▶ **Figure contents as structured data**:
----

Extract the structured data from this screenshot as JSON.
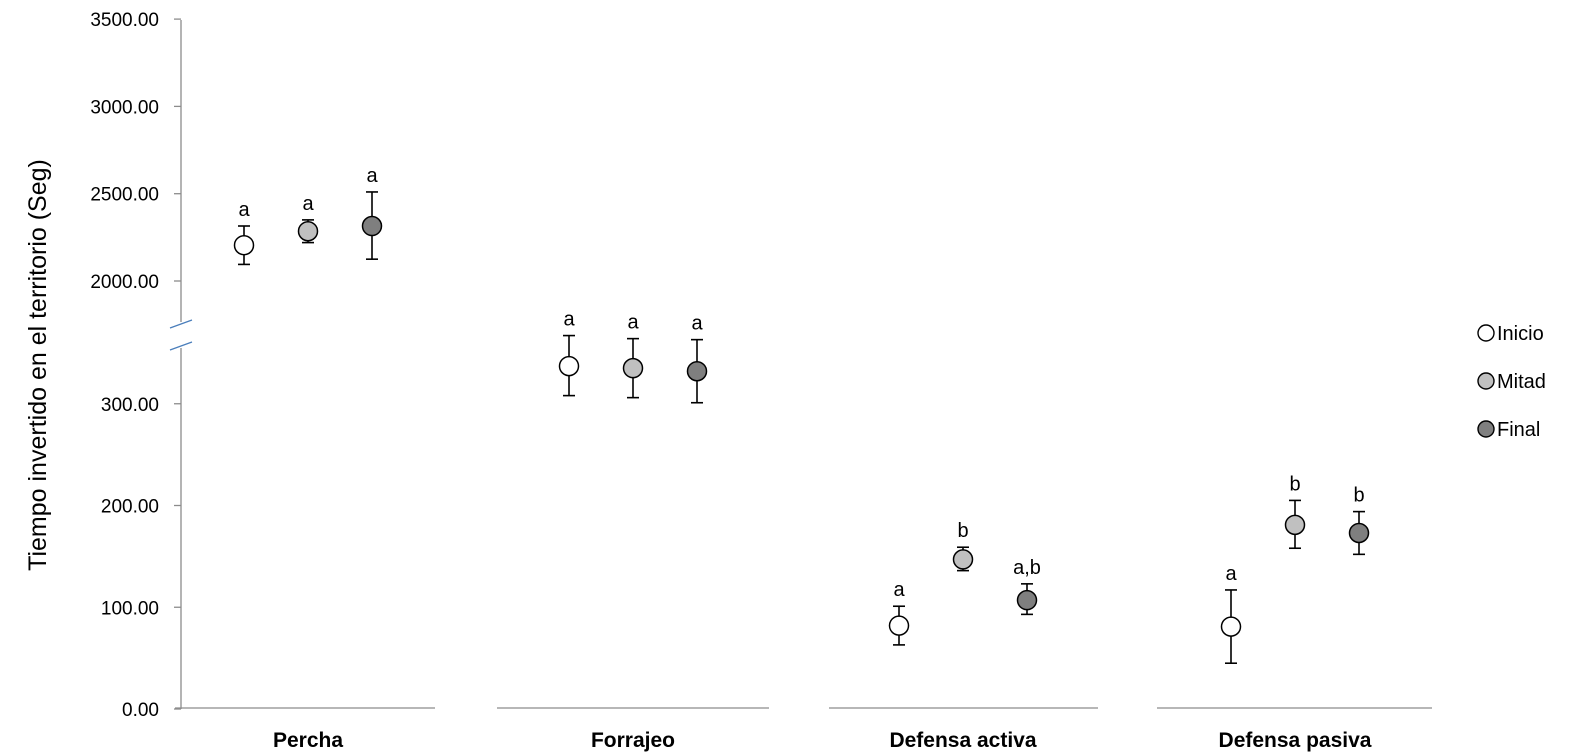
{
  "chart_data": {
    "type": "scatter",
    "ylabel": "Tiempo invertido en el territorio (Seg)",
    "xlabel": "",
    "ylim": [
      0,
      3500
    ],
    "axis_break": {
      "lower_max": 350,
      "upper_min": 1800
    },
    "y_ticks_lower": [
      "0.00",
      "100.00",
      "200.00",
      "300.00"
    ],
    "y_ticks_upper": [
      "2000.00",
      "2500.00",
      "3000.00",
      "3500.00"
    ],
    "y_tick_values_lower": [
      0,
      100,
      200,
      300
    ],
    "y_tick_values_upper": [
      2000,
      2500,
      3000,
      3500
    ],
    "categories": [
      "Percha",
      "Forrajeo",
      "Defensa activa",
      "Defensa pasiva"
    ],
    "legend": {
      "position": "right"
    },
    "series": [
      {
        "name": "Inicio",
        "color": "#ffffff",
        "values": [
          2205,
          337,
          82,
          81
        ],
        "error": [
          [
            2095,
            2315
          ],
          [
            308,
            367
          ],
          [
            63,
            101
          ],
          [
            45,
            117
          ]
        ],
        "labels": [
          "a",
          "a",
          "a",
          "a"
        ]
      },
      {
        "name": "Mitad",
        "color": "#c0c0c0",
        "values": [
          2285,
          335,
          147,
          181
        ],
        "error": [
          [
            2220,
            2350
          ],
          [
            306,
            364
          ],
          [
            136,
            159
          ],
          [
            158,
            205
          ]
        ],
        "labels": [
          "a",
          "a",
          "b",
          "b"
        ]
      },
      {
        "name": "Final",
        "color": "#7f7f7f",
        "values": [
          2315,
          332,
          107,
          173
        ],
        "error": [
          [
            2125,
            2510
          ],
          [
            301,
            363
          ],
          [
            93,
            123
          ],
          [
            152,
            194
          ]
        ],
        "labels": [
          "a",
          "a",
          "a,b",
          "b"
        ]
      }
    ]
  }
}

----

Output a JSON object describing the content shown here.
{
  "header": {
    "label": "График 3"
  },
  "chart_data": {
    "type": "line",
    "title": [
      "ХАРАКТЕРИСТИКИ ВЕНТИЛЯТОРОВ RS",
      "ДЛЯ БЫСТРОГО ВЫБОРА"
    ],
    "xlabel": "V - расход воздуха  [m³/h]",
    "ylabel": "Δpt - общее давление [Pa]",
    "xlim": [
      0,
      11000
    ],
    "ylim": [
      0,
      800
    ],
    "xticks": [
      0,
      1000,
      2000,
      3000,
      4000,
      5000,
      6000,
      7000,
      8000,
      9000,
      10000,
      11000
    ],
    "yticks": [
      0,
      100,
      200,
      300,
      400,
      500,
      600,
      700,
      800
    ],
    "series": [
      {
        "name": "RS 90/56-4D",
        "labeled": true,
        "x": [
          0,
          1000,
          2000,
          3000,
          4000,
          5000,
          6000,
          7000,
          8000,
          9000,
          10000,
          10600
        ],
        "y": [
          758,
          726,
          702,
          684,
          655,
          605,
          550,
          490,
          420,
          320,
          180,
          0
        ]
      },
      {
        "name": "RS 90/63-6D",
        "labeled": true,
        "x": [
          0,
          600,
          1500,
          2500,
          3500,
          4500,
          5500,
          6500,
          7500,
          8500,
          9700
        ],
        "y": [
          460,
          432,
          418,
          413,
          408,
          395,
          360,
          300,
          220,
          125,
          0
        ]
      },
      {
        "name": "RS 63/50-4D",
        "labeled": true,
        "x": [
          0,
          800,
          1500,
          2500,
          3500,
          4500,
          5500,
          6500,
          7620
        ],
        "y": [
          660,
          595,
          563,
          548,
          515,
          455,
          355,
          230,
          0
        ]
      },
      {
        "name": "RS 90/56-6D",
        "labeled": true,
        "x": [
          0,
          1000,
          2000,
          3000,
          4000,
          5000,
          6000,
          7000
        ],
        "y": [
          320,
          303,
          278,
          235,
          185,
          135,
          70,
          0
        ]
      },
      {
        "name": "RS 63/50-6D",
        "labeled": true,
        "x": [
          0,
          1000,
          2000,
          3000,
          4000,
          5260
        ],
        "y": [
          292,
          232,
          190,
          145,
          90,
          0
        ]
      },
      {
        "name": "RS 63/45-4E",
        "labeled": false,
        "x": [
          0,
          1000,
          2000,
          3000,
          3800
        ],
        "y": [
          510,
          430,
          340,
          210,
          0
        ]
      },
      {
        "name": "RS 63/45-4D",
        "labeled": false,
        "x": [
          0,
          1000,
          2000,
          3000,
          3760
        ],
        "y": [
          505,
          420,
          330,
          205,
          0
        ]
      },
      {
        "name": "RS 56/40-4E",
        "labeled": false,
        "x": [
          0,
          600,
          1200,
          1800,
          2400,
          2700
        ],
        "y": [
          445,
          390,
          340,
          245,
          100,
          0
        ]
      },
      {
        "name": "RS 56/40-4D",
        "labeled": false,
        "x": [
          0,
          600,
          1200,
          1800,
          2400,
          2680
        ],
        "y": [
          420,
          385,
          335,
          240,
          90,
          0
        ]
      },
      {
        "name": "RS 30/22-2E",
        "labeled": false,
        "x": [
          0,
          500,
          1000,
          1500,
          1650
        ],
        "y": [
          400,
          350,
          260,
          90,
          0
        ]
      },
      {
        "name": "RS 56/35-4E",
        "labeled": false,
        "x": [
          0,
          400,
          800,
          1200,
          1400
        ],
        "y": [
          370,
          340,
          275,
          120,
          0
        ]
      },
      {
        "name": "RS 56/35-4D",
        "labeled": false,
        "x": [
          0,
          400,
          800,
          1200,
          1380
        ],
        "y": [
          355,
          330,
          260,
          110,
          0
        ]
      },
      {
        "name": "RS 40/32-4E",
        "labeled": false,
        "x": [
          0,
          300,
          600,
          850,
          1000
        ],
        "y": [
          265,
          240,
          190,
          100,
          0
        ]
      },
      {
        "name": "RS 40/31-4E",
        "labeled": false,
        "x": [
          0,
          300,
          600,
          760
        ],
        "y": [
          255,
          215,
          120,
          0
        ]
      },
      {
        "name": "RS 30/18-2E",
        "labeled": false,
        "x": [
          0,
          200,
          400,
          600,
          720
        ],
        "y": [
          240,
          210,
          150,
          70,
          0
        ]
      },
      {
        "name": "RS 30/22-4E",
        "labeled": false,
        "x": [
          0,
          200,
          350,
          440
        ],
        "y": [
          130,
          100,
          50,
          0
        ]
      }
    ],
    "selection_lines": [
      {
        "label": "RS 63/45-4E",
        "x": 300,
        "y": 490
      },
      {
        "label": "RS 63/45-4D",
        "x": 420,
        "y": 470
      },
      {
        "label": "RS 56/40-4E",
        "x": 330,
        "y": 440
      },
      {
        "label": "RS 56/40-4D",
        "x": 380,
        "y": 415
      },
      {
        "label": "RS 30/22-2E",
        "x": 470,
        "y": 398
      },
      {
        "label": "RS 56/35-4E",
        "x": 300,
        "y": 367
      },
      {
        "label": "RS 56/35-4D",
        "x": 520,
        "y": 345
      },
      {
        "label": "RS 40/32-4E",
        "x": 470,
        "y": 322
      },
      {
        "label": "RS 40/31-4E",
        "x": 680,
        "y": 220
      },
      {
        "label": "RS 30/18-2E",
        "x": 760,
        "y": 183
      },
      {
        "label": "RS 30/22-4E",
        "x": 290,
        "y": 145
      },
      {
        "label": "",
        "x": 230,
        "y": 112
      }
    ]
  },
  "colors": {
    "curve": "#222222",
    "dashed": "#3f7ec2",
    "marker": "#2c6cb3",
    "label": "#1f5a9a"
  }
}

----

▶ **WHAT YOU WILL DO**:
Identify each line containing the string "ylabel" and copy it out.

▶ **FULL ANSWER**:
    "ylabel": "Tiempo invertido en el territorio (Seg)",
    "ylabel": "Δpt - общее давление [Pa]",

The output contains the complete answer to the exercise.